[Data extracted from a collection]
:::
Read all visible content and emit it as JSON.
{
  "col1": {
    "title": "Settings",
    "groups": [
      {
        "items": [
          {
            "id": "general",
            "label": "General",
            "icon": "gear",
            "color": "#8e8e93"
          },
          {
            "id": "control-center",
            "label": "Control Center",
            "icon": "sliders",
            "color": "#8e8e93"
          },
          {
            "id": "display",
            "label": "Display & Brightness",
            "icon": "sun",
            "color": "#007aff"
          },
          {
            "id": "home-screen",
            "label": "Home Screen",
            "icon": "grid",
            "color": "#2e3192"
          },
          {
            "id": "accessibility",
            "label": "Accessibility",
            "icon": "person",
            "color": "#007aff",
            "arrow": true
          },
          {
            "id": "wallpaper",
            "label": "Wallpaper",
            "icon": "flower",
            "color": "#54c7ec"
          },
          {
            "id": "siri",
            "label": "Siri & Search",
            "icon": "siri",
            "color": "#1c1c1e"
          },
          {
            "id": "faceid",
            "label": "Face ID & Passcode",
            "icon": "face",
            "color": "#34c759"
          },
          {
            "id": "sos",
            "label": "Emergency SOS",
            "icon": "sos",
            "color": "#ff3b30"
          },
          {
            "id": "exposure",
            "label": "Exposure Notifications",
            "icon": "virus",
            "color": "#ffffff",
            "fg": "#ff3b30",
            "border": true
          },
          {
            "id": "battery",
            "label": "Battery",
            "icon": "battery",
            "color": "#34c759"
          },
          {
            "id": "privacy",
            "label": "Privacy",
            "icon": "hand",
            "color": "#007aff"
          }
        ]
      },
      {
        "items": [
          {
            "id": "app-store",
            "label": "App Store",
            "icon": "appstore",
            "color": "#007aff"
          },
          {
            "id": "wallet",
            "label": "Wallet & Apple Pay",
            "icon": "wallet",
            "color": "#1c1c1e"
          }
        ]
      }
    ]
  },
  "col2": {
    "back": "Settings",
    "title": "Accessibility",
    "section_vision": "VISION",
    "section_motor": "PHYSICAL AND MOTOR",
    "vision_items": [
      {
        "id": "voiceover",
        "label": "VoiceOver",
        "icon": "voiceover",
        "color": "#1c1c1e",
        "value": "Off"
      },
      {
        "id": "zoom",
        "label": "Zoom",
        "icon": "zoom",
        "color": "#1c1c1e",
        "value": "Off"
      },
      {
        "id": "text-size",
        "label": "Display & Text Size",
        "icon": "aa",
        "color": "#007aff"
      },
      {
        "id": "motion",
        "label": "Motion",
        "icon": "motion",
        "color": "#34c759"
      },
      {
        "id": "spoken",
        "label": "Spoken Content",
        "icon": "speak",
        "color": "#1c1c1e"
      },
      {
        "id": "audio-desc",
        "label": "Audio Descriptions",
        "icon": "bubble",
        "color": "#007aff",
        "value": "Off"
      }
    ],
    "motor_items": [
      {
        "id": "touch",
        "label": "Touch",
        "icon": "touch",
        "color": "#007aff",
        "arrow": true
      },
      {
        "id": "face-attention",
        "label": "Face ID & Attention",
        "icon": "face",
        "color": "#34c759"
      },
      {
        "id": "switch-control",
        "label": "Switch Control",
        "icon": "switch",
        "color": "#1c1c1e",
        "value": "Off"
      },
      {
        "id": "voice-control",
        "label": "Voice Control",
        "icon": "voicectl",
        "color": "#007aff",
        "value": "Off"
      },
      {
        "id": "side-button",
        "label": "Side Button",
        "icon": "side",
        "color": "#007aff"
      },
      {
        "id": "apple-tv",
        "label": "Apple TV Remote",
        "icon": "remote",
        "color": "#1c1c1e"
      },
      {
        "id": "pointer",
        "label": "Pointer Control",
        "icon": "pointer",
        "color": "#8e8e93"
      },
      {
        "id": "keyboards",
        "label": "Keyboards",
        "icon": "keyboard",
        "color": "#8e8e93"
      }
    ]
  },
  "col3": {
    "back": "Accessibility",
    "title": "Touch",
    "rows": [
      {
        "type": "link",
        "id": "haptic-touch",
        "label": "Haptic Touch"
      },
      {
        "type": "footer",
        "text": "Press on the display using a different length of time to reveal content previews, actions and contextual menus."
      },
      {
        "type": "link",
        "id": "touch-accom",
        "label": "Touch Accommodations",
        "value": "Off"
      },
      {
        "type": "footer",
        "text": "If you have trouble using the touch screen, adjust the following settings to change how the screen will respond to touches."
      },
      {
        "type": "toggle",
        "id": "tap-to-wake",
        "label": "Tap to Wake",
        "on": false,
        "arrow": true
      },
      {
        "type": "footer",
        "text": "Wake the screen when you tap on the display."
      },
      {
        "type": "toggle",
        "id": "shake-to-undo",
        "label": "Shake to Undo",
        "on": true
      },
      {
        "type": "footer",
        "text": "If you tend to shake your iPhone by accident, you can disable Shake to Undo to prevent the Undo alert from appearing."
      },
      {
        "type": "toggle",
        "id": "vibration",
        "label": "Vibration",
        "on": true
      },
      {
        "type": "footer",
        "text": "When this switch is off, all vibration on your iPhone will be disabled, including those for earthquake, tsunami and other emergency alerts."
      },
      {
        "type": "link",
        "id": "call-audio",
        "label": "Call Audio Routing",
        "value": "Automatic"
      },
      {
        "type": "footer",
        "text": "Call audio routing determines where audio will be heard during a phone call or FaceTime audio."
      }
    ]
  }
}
:::
• [AIM OF THE TASK]
Please tally the lines above that contain "using" and report nothing but the total.

• [EXERCISE RESPONSE]
2